• EXERCISE PROMPT
All lines in the data bearing the string "Output" should be identified and copied.

• INPUT MATERIAL

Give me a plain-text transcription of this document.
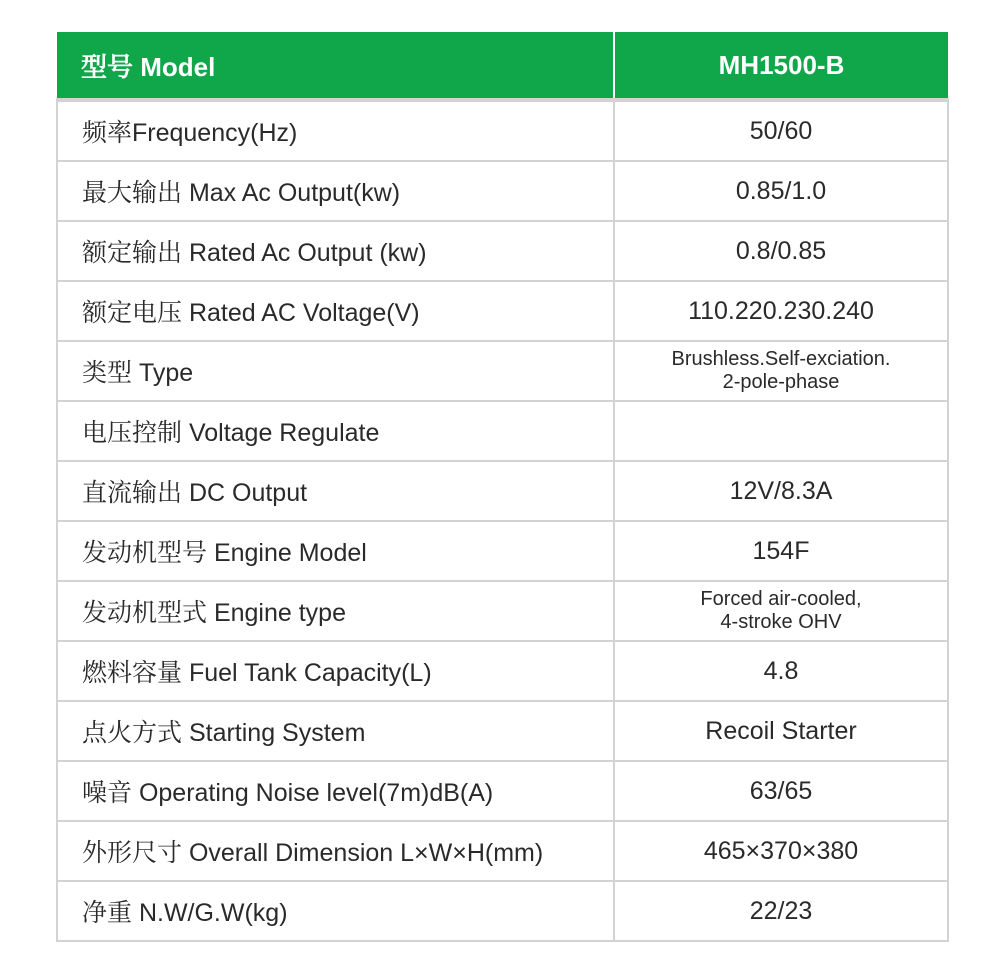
型号 Model	MH1500-B
频率Frequency(Hz)	50/60
最大输出 Max Ac Output(kw)	0.85/1.0
额定输出 Rated Ac Output (kw)	0.8/0.85
额定电压 Rated AC Voltage(V)	110.220.230.240
类型 Type	Brushless.Self-exciation.
2-pole-phase

电压控制 Voltage Regulate	
直流输出 DC Output	12V/8.3A
发动机型号 Engine Model	154F
发动机型式 Engine type	Forced air-cooled,
4-stroke OHV

燃料容量 Fuel Tank Capacity(L)	4.8
点火方式 Starting System	Recoil Starter
噪音 Operating Noise level(7m)dB(A)	63/65
外形尺寸 Overall Dimension L×W×H(mm)	465×370×380
净重 N.W/G.W(kg)	22/23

• THE RESULT
最大输出 Max Ac Output(kw)	0.85/1.0
额定输出 Rated Ac Output (kw)	0.8/0.85
直流输出 DC Output	12V/8.3A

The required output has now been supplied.